TASK INSTRUCTIONS: Reproduce the data below in full and exclude every picture.

THE DATA:
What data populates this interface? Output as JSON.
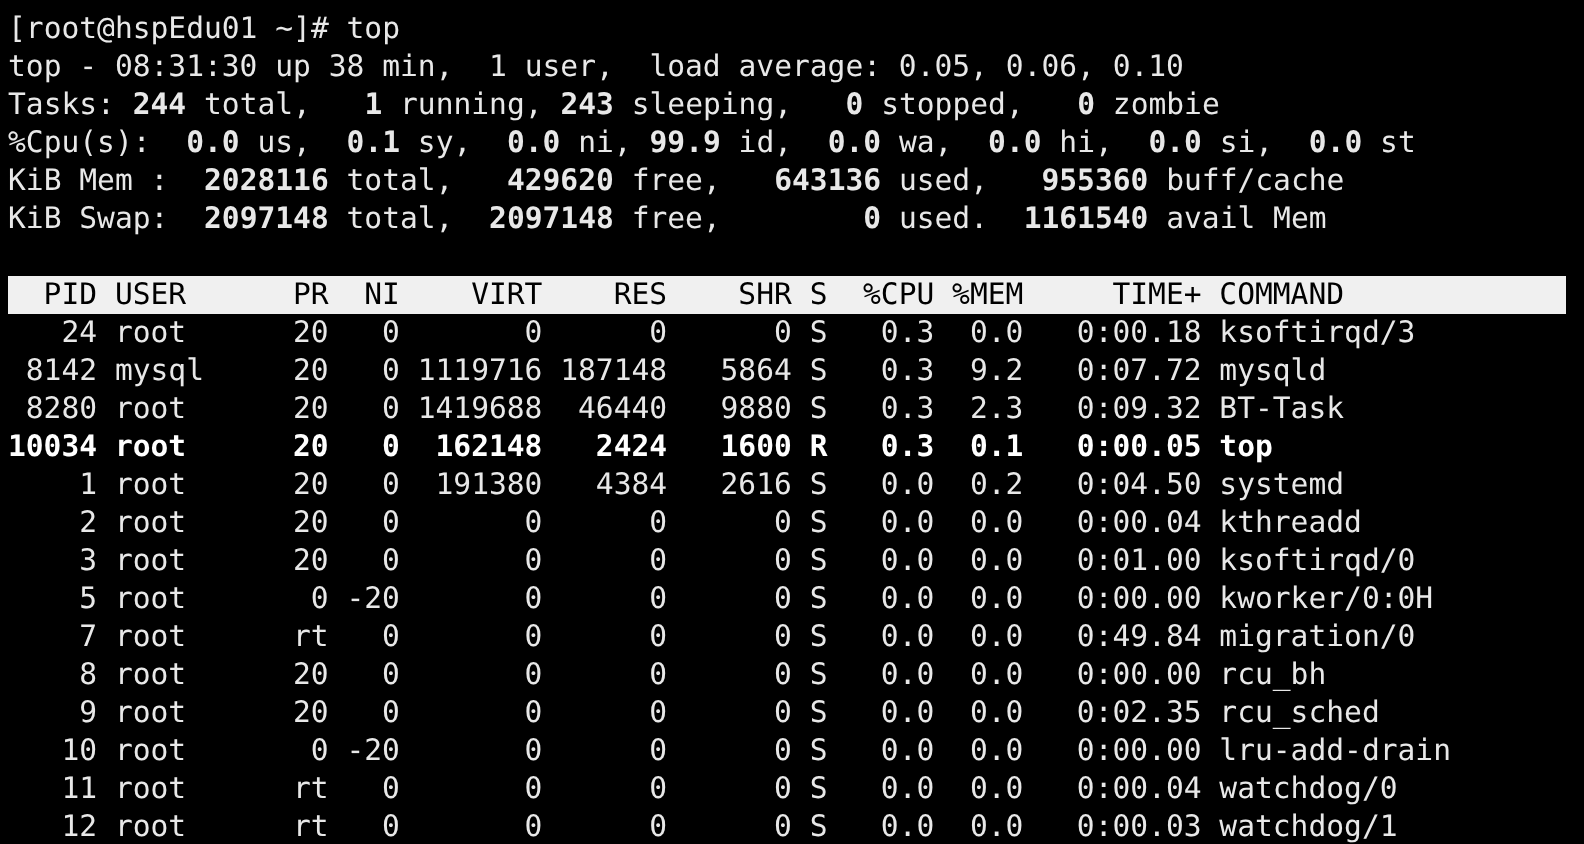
{
  "prompt": "[root@hspEdu01 ~]# top",
  "summary": [
    "top - 08:31:30 up 38 min,  1 user,  load average: 0.05, 0.06, 0.10",
    "Tasks: **244** total,   **1** running, **243** sleeping,   **0** stopped,   **0** zombie",
    "%Cpu(s):  **0.0** us,  **0.1** sy,  **0.0** ni, **99.9** id,  **0.0** wa,  **0.0** hi,  **0.0** si,  **0.0** st",
    "KiB Mem :  **2028116** total,   **429620** free,   **643136** used,   **955360** buff/cache",
    "KiB Swap:  **2097148** total,  **2097148** free,        **0** used.  **1161540** avail Mem"
  ],
  "table": {
    "columns": [
      "PID",
      "USER",
      "PR",
      "NI",
      "VIRT",
      "RES",
      "SHR",
      "S",
      "%CPU",
      "%MEM",
      "TIME+",
      "COMMAND"
    ],
    "rows": [
      {
        "running": false,
        "cells": [
          "24",
          "root",
          "20",
          "0",
          "0",
          "0",
          "0",
          "S",
          "0.3",
          "0.0",
          "0:00.18",
          "ksoftirqd/3"
        ]
      },
      {
        "running": false,
        "cells": [
          "8142",
          "mysql",
          "20",
          "0",
          "1119716",
          "187148",
          "5864",
          "S",
          "0.3",
          "9.2",
          "0:07.72",
          "mysqld"
        ]
      },
      {
        "running": false,
        "cells": [
          "8280",
          "root",
          "20",
          "0",
          "1419688",
          "46440",
          "9880",
          "S",
          "0.3",
          "2.3",
          "0:09.32",
          "BT-Task"
        ]
      },
      {
        "running": true,
        "cells": [
          "10034",
          "root",
          "20",
          "0",
          "162148",
          "2424",
          "1600",
          "R",
          "0.3",
          "0.1",
          "0:00.05",
          "top"
        ]
      },
      {
        "running": false,
        "cells": [
          "1",
          "root",
          "20",
          "0",
          "191380",
          "4384",
          "2616",
          "S",
          "0.0",
          "0.2",
          "0:04.50",
          "systemd"
        ]
      },
      {
        "running": false,
        "cells": [
          "2",
          "root",
          "20",
          "0",
          "0",
          "0",
          "0",
          "S",
          "0.0",
          "0.0",
          "0:00.04",
          "kthreadd"
        ]
      },
      {
        "running": false,
        "cells": [
          "3",
          "root",
          "20",
          "0",
          "0",
          "0",
          "0",
          "S",
          "0.0",
          "0.0",
          "0:01.00",
          "ksoftirqd/0"
        ]
      },
      {
        "running": false,
        "cells": [
          "5",
          "root",
          "0",
          "-20",
          "0",
          "0",
          "0",
          "S",
          "0.0",
          "0.0",
          "0:00.00",
          "kworker/0:0H"
        ]
      },
      {
        "running": false,
        "cells": [
          "7",
          "root",
          "rt",
          "0",
          "0",
          "0",
          "0",
          "S",
          "0.0",
          "0.0",
          "0:49.84",
          "migration/0"
        ]
      },
      {
        "running": false,
        "cells": [
          "8",
          "root",
          "20",
          "0",
          "0",
          "0",
          "0",
          "S",
          "0.0",
          "0.0",
          "0:00.00",
          "rcu_bh"
        ]
      },
      {
        "running": false,
        "cells": [
          "9",
          "root",
          "20",
          "0",
          "0",
          "0",
          "0",
          "S",
          "0.0",
          "0.0",
          "0:02.35",
          "rcu_sched"
        ]
      },
      {
        "running": false,
        "cells": [
          "10",
          "root",
          "0",
          "-20",
          "0",
          "0",
          "0",
          "S",
          "0.0",
          "0.0",
          "0:00.00",
          "lru-add-drain"
        ]
      },
      {
        "running": false,
        "cells": [
          "11",
          "root",
          "rt",
          "0",
          "0",
          "0",
          "0",
          "S",
          "0.0",
          "0.0",
          "0:00.04",
          "watchdog/0"
        ]
      },
      {
        "running": false,
        "cells": [
          "12",
          "root",
          "rt",
          "0",
          "0",
          "0",
          "0",
          "S",
          "0.0",
          "0.0",
          "0:00.03",
          "watchdog/1"
        ]
      }
    ]
  }
}
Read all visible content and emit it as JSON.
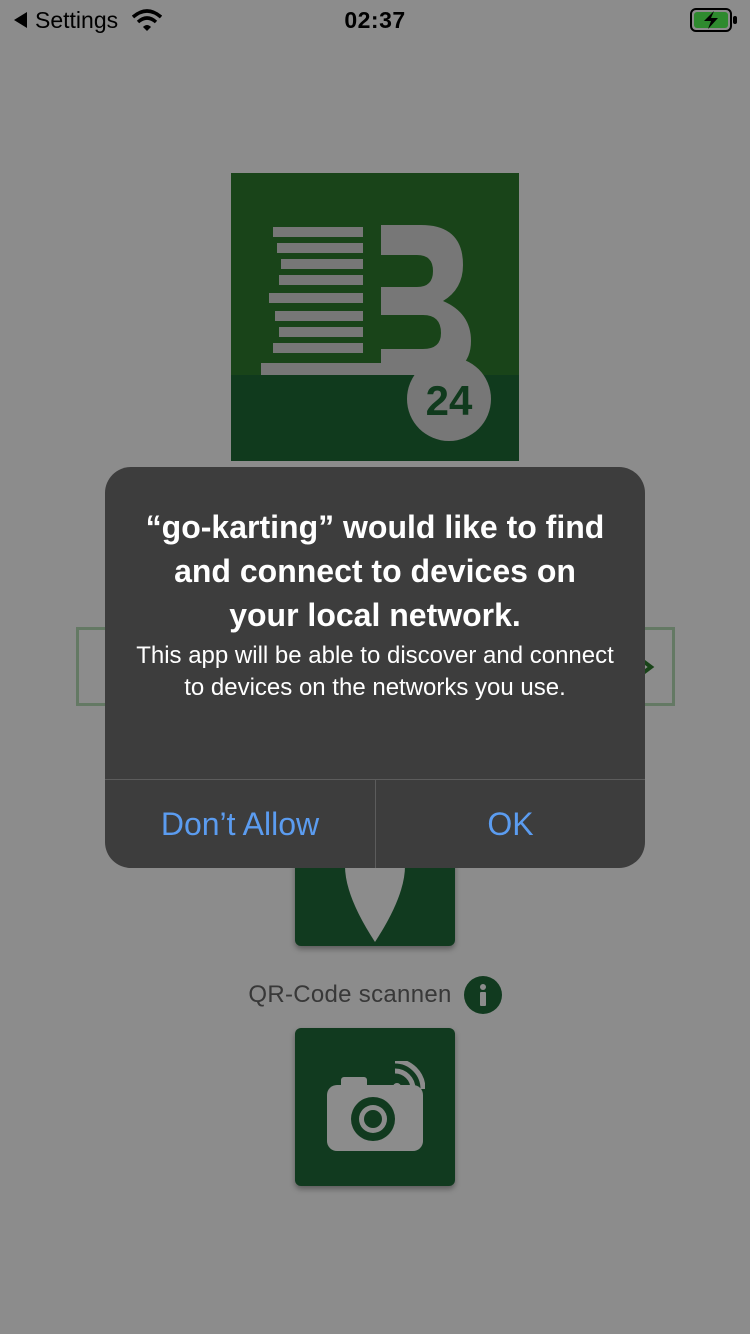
{
  "status_bar": {
    "back_label": "Settings",
    "time": "02:37",
    "battery": "charging"
  },
  "app": {
    "logo_text": "24",
    "input_placeholder": "",
    "qr_label": "QR-Code scannen",
    "colors": {
      "brand_green": "#2f7d2f",
      "button_green": "#1f6b3a",
      "input_border": "#b7dcb7"
    }
  },
  "alert": {
    "title": "“go-karting” would like to find and connect to devices on your local network.",
    "message": "This app will be able to discover and connect to devices on the networks you use.",
    "buttons": {
      "deny": "Don’t Allow",
      "ok": "OK"
    },
    "colors": {
      "background": "#3d3d3d",
      "button_text": "#5b9cf0"
    }
  },
  "icons": {
    "back": "back-arrow-icon",
    "wifi": "wifi-icon",
    "battery": "battery-charging-icon",
    "logo": "b24-logo",
    "go": "arrow-right-icon",
    "pin": "map-pin-icon",
    "info": "info-icon",
    "camera": "camera-wireless-icon"
  }
}
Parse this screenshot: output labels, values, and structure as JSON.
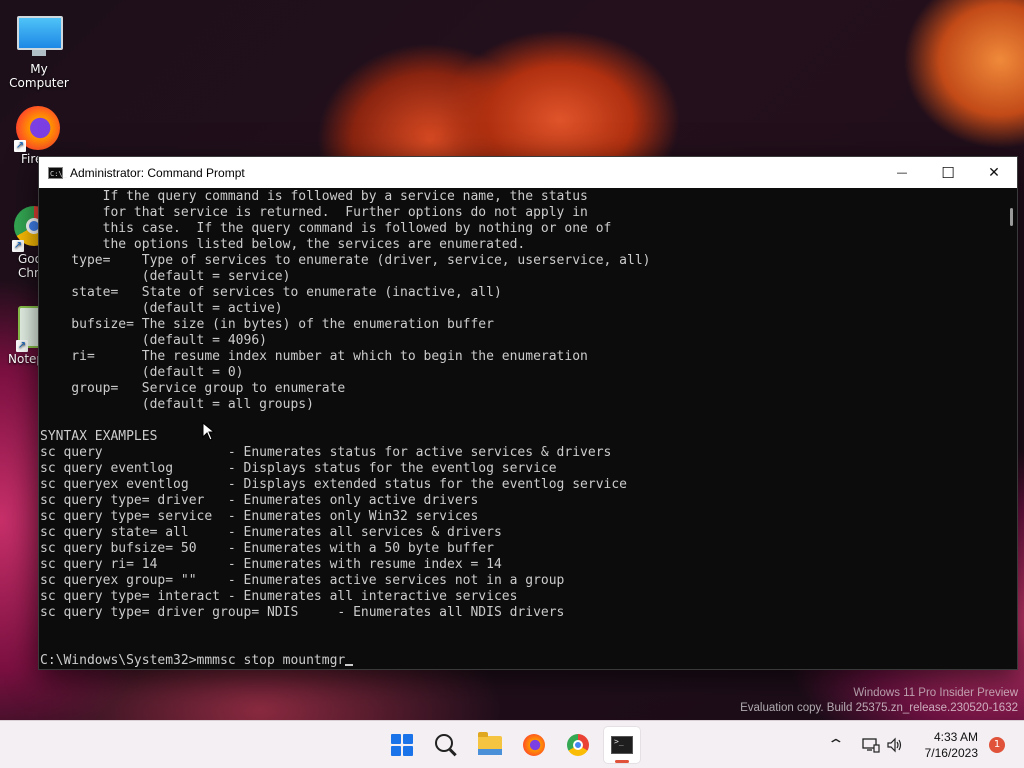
{
  "desktop": {
    "icons": [
      {
        "label": "My Computer",
        "icon": "computer-icon"
      },
      {
        "label": "Fire",
        "icon": "firefox-icon"
      },
      {
        "label": "Goo\nChro",
        "icon": "chrome-icon"
      },
      {
        "label": "Notep",
        "icon": "notepad-icon"
      }
    ],
    "watermark": {
      "line1": "Windows 11 Pro Insider Preview",
      "line2": "Evaluation copy. Build 25375.zn_release.230520-1632"
    }
  },
  "window": {
    "title": "Administrator: Command Prompt",
    "icon_text": "C:\\_",
    "buttons": {
      "minimize": "—",
      "maximize": "☐",
      "close": "✕"
    }
  },
  "console": {
    "lines": [
      "        If the query command is followed by a service name, the status",
      "        for that service is returned.  Further options do not apply in",
      "        this case.  If the query command is followed by nothing or one of",
      "        the options listed below, the services are enumerated.",
      "    type=    Type of services to enumerate (driver, service, userservice, all)",
      "             (default = service)",
      "    state=   State of services to enumerate (inactive, all)",
      "             (default = active)",
      "    bufsize= The size (in bytes) of the enumeration buffer",
      "             (default = 4096)",
      "    ri=      The resume index number at which to begin the enumeration",
      "             (default = 0)",
      "    group=   Service group to enumerate",
      "             (default = all groups)",
      "",
      "SYNTAX EXAMPLES",
      "sc query                - Enumerates status for active services & drivers",
      "sc query eventlog       - Displays status for the eventlog service",
      "sc queryex eventlog     - Displays extended status for the eventlog service",
      "sc query type= driver   - Enumerates only active drivers",
      "sc query type= service  - Enumerates only Win32 services",
      "sc query state= all     - Enumerates all services & drivers",
      "sc query bufsize= 50    - Enumerates with a 50 byte buffer",
      "sc query ri= 14         - Enumerates with resume index = 14",
      "sc queryex group= \"\"    - Enumerates active services not in a group",
      "sc query type= interact - Enumerates all interactive services",
      "sc query type= driver group= NDIS     - Enumerates all NDIS drivers",
      "",
      ""
    ],
    "prompt": "C:\\Windows\\System32>mmmsc stop mountmgr"
  },
  "taskbar": {
    "apps": [
      {
        "name": "start-button",
        "icon": "windows-start-icon"
      },
      {
        "name": "search-button",
        "icon": "search-icon"
      },
      {
        "name": "file-explorer-button",
        "icon": "folder-icon"
      },
      {
        "name": "firefox-taskbar-button",
        "icon": "firefox-icon"
      },
      {
        "name": "chrome-taskbar-button",
        "icon": "chrome-icon"
      },
      {
        "name": "terminal-taskbar-button",
        "icon": "terminal-icon",
        "active": true
      }
    ],
    "tray": {
      "chevron": "^",
      "time": "4:33 AM",
      "date": "7/16/2023",
      "notifications": "1"
    }
  }
}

ANSWER TO THIS EXERCISE:
What data populates this interface? Output as JSON.
{
  "prompt": "[root@hspEdu01 ~]# top",
  "summary": [
    "top - 08:31:30 up 38 min,  1 user,  load average: 0.05, 0.06, 0.10",
    "Tasks: **244** total,   **1** running, **243** sleeping,   **0** stopped,   **0** zombie",
    "%Cpu(s):  **0.0** us,  **0.1** sy,  **0.0** ni, **99.9** id,  **0.0** wa,  **0.0** hi,  **0.0** si,  **0.0** st",
    "KiB Mem :  **2028116** total,   **429620** free,   **643136** used,   **955360** buff/cache",
    "KiB Swap:  **2097148** total,  **2097148** free,        **0** used.  **1161540** avail Mem"
  ],
  "table": {
    "columns": [
      "PID",
      "USER",
      "PR",
      "NI",
      "VIRT",
      "RES",
      "SHR",
      "S",
      "%CPU",
      "%MEM",
      "TIME+",
      "COMMAND"
    ],
    "rows": [
      {
        "running": false,
        "cells": [
          "24",
          "root",
          "20",
          "0",
          "0",
          "0",
          "0",
          "S",
          "0.3",
          "0.0",
          "0:00.18",
          "ksoftirqd/3"
        ]
      },
      {
        "running": false,
        "cells": [
          "8142",
          "mysql",
          "20",
          "0",
          "1119716",
          "187148",
          "5864",
          "S",
          "0.3",
          "9.2",
          "0:07.72",
          "mysqld"
        ]
      },
      {
        "running": false,
        "cells": [
          "8280",
          "root",
          "20",
          "0",
          "1419688",
          "46440",
          "9880",
          "S",
          "0.3",
          "2.3",
          "0:09.32",
          "BT-Task"
        ]
      },
      {
        "running": true,
        "cells": [
          "10034",
          "root",
          "20",
          "0",
          "162148",
          "2424",
          "1600",
          "R",
          "0.3",
          "0.1",
          "0:00.05",
          "top"
        ]
      },
      {
        "running": false,
        "cells": [
          "1",
          "root",
          "20",
          "0",
          "191380",
          "4384",
          "2616",
          "S",
          "0.0",
          "0.2",
          "0:04.50",
          "systemd"
        ]
      },
      {
        "running": false,
        "cells": [
          "2",
          "root",
          "20",
          "0",
          "0",
          "0",
          "0",
          "S",
          "0.0",
          "0.0",
          "0:00.04",
          "kthreadd"
        ]
      },
      {
        "running": false,
        "cells": [
          "3",
          "root",
          "20",
          "0",
          "0",
          "0",
          "0",
          "S",
          "0.0",
          "0.0",
          "0:01.00",
          "ksoftirqd/0"
        ]
      },
      {
        "running": false,
        "cells": [
          "5",
          "root",
          "0",
          "-20",
          "0",
          "0",
          "0",
          "S",
          "0.0",
          "0.0",
          "0:00.00",
          "kworker/0:0H"
        ]
      },
      {
        "running": false,
        "cells": [
          "7",
          "root",
          "rt",
          "0",
          "0",
          "0",
          "0",
          "S",
          "0.0",
          "0.0",
          "0:49.84",
          "migration/0"
        ]
      },
      {
        "running": false,
        "cells": [
          "8",
          "root",
          "20",
          "0",
          "0",
          "0",
          "0",
          "S",
          "0.0",
          "0.0",
          "0:00.00",
          "rcu_bh"
        ]
      },
      {
        "running": false,
        "cells": [
          "9",
          "root",
          "20",
          "0",
          "0",
          "0",
          "0",
          "S",
          "0.0",
          "0.0",
          "0:02.35",
          "rcu_sched"
        ]
      },
      {
        "running": false,
        "cells": [
          "10",
          "root",
          "0",
          "-20",
          "0",
          "0",
          "0",
          "S",
          "0.0",
          "0.0",
          "0:00.00",
          "lru-add-drain"
        ]
      },
      {
        "running": false,
        "cells": [
          "11",
          "root",
          "rt",
          "0",
          "0",
          "0",
          "0",
          "S",
          "0.0",
          "0.0",
          "0:00.04",
          "watchdog/0"
        ]
      },
      {
        "running": false,
        "cells": [
          "12",
          "root",
          "rt",
          "0",
          "0",
          "0",
          "0",
          "S",
          "0.0",
          "0.0",
          "0:00.03",
          "watchdog/1"
        ]
      }
    ]
  }
}
Read all visible content and emit it as JSON.
{
  "status_bar": {
    "back_label": "Settings",
    "time": "02:37",
    "battery": "charging"
  },
  "app": {
    "logo_text": "24",
    "input_placeholder": "",
    "qr_label": "QR-Code scannen",
    "colors": {
      "brand_green": "#2f7d2f",
      "button_green": "#1f6b3a",
      "input_border": "#b7dcb7"
    }
  },
  "alert": {
    "title": "“go-karting” would like to find and connect to devices on your local network.",
    "message": "This app will be able to discover and connect to devices on the networks you use.",
    "buttons": {
      "deny": "Don’t Allow",
      "ok": "OK"
    },
    "colors": {
      "background": "#3d3d3d",
      "button_text": "#5b9cf0"
    }
  },
  "icons": {
    "back": "back-arrow-icon",
    "wifi": "wifi-icon",
    "battery": "battery-charging-icon",
    "logo": "b24-logo",
    "go": "arrow-right-icon",
    "pin": "map-pin-icon",
    "info": "info-icon",
    "camera": "camera-wireless-icon"
  }
}
Parse this screenshot: output labels, values, and structure as JSON.
{
  "desktop": {
    "icons": [
      {
        "label": "My Computer",
        "icon": "computer-icon"
      },
      {
        "label": "Fire",
        "icon": "firefox-icon"
      },
      {
        "label": "Goo\nChro",
        "icon": "chrome-icon"
      },
      {
        "label": "Notep",
        "icon": "notepad-icon"
      }
    ],
    "watermark": {
      "line1": "Windows 11 Pro Insider Preview",
      "line2": "Evaluation copy. Build 25375.zn_release.230520-1632"
    }
  },
  "window": {
    "title": "Administrator: Command Prompt",
    "icon_text": "C:\\_",
    "buttons": {
      "minimize": "—",
      "maximize": "☐",
      "close": "✕"
    }
  },
  "console": {
    "lines": [
      "        If the query command is followed by a service name, the status",
      "        for that service is returned.  Further options do not apply in",
      "        this case.  If the query command is followed by nothing or one of",
      "        the options listed below, the services are enumerated.",
      "    type=    Type of services to enumerate (driver, service, userservice, all)",
      "             (default = service)",
      "    state=   State of services to enumerate (inactive, all)",
      "             (default = active)",
      "    bufsize= The size (in bytes) of the enumeration buffer",
      "             (default = 4096)",
      "    ri=      The resume index number at which to begin the enumeration",
      "             (default = 0)",
      "    group=   Service group to enumerate",
      "             (default = all groups)",
      "",
      "SYNTAX EXAMPLES",
      "sc query                - Enumerates status for active services & drivers",
      "sc query eventlog       - Displays status for the eventlog service",
      "sc queryex eventlog     - Displays extended status for the eventlog service",
      "sc query type= driver   - Enumerates only active drivers",
      "sc query type= service  - Enumerates only Win32 services",
      "sc query state= all     - Enumerates all services & drivers",
      "sc query bufsize= 50    - Enumerates with a 50 byte buffer",
      "sc query ri= 14         - Enumerates with resume index = 14",
      "sc queryex group= \"\"    - Enumerates active services not in a group",
      "sc query type= interact - Enumerates all interactive services",
      "sc query type= driver group= NDIS     - Enumerates all NDIS drivers",
      "",
      ""
    ],
    "prompt": "C:\\Windows\\System32>mmmsc stop mountmgr"
  },
  "taskbar": {
    "apps": [
      {
        "name": "start-button",
        "icon": "windows-start-icon"
      },
      {
        "name": "search-button",
        "icon": "search-icon"
      },
      {
        "name": "file-explorer-button",
        "icon": "folder-icon"
      },
      {
        "name": "firefox-taskbar-button",
        "icon": "firefox-icon"
      },
      {
        "name": "chrome-taskbar-button",
        "icon": "chrome-icon"
      },
      {
        "name": "terminal-taskbar-button",
        "icon": "terminal-icon",
        "active": true
      }
    ],
    "tray": {
      "chevron": "^",
      "time": "4:33 AM",
      "date": "7/16/2023",
      "notifications": "1"
    }
  }
}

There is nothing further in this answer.